Dataset rows:
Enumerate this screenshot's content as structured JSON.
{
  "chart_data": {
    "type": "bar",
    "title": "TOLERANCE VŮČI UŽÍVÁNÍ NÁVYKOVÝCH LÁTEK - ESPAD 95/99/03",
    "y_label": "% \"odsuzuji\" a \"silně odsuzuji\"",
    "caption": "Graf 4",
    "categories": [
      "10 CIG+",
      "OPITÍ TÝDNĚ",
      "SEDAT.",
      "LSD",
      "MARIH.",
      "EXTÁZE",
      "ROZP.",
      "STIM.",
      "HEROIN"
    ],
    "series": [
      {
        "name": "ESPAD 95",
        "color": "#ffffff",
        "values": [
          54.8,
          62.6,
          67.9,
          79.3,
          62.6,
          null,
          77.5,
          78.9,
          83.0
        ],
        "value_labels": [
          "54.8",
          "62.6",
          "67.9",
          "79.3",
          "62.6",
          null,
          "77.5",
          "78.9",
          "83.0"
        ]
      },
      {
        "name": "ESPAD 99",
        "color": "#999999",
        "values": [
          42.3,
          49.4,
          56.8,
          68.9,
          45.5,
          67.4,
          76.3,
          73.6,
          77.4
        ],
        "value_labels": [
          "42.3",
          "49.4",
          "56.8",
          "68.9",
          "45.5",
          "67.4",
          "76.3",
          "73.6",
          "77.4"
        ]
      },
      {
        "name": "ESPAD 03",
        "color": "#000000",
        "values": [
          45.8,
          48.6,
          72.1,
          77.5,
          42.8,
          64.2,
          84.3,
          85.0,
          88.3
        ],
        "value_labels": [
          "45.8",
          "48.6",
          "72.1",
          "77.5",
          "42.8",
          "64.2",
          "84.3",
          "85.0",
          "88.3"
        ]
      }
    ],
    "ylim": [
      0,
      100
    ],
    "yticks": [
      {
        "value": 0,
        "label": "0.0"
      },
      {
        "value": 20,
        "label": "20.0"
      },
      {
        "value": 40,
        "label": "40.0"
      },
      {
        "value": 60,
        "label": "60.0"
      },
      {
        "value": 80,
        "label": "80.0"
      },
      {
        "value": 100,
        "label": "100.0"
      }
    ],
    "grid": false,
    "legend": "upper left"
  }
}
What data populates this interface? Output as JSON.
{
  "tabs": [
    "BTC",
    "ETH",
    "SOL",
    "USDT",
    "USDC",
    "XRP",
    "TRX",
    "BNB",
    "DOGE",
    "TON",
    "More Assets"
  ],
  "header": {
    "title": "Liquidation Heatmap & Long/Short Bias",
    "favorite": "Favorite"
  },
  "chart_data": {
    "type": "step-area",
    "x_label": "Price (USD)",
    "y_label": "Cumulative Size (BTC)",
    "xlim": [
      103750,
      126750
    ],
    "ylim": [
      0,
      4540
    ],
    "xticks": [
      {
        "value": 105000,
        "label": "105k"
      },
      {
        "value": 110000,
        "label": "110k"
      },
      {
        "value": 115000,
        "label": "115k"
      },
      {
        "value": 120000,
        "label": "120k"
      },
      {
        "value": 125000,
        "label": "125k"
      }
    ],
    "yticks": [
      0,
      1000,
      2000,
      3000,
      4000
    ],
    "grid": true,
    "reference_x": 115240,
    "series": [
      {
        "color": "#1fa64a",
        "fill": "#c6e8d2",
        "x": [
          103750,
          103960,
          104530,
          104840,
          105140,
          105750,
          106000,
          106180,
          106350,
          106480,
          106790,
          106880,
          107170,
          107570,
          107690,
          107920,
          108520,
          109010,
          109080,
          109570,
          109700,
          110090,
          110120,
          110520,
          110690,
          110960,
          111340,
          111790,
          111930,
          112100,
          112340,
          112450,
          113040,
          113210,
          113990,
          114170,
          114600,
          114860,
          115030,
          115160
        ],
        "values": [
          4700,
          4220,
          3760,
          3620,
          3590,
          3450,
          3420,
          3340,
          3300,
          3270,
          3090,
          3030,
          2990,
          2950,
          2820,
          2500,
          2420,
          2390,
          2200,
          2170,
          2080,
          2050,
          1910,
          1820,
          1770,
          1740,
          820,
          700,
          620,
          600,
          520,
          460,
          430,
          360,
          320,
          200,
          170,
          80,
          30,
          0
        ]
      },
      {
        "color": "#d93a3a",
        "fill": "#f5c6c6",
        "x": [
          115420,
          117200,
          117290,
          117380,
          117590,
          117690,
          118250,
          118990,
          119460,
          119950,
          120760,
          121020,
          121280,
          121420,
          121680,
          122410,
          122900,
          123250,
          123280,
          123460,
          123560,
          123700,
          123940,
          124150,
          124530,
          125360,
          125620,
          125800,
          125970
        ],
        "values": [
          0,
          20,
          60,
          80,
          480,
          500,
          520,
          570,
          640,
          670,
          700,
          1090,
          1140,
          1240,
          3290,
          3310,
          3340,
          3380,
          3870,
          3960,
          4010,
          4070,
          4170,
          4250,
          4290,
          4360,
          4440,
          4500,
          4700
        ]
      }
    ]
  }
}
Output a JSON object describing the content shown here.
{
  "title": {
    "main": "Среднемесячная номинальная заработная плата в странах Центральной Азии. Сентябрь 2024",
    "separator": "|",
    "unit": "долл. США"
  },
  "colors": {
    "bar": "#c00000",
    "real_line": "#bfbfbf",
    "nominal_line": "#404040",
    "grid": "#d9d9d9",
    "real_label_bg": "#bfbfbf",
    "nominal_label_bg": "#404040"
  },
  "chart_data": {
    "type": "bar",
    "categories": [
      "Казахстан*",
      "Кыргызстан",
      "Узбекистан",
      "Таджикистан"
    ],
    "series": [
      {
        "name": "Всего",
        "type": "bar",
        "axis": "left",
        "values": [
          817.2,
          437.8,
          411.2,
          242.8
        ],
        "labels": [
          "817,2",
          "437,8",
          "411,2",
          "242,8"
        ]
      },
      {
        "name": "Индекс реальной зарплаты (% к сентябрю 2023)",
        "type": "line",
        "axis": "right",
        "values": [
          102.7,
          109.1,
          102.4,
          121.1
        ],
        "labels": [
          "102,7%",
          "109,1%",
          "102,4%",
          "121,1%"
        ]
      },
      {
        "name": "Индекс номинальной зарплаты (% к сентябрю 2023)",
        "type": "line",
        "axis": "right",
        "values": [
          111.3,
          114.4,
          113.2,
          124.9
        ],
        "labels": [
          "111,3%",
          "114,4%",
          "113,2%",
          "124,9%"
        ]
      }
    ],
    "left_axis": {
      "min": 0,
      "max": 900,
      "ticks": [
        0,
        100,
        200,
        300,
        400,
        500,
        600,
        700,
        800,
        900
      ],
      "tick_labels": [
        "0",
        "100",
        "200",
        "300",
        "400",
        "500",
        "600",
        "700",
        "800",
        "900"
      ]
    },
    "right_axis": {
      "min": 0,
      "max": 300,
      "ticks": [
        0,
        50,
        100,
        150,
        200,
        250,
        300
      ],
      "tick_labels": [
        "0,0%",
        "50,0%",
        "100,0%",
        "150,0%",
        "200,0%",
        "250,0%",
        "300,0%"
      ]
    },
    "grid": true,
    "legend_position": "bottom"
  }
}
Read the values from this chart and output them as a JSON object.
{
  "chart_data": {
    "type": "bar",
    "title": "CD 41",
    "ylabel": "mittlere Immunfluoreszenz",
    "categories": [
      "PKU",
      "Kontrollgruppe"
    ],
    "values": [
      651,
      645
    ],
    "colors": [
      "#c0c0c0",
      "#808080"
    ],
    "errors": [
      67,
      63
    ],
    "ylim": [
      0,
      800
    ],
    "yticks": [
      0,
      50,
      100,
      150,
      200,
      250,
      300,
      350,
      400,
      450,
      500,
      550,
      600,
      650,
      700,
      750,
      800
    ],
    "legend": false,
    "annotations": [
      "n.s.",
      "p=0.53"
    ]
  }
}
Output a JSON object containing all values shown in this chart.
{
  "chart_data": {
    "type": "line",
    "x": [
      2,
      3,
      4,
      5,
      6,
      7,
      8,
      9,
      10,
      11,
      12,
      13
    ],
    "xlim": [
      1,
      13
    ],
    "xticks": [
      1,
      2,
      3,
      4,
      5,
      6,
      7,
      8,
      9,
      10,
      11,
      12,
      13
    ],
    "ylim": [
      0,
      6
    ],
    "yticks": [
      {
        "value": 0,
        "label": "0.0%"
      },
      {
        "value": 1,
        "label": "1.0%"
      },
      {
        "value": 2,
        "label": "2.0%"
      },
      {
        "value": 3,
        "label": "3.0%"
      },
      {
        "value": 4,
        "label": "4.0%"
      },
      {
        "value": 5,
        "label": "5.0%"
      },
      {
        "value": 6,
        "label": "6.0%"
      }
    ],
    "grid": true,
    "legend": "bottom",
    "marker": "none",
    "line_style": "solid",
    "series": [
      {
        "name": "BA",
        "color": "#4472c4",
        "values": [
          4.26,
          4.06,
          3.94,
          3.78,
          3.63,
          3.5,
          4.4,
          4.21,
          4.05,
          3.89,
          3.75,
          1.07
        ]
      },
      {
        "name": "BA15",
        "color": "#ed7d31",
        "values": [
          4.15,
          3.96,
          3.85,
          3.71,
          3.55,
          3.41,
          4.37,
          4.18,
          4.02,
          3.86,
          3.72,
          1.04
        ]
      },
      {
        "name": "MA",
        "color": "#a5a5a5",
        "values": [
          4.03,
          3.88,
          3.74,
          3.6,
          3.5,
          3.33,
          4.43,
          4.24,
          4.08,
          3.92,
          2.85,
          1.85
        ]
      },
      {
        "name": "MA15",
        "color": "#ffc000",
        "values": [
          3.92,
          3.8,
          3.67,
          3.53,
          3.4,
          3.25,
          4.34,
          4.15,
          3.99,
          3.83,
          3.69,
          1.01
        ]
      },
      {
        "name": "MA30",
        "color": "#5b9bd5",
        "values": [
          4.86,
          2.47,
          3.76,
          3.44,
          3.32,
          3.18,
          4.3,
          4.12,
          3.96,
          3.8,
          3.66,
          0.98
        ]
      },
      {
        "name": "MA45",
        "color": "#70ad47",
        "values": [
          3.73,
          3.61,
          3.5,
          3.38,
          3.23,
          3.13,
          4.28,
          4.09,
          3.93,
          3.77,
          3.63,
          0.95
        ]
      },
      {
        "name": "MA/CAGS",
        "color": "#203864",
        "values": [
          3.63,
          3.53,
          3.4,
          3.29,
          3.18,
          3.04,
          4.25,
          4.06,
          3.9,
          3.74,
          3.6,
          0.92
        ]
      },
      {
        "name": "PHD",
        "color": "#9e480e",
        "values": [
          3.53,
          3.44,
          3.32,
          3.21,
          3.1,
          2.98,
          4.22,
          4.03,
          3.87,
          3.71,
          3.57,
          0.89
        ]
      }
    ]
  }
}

**The problem**: Search the data for the string "title" and copy each line where it appears.

**Output of the exercise**:
    "title": "TOLERANCE VŮČI UŽÍVÁNÍ NÁVYKOVÝCH LÁTEK - ESPAD 95/99/03",
    "title": "Liquidation Heatmap & Long/Short Bias",
  "title": {
    "title": "CD 41",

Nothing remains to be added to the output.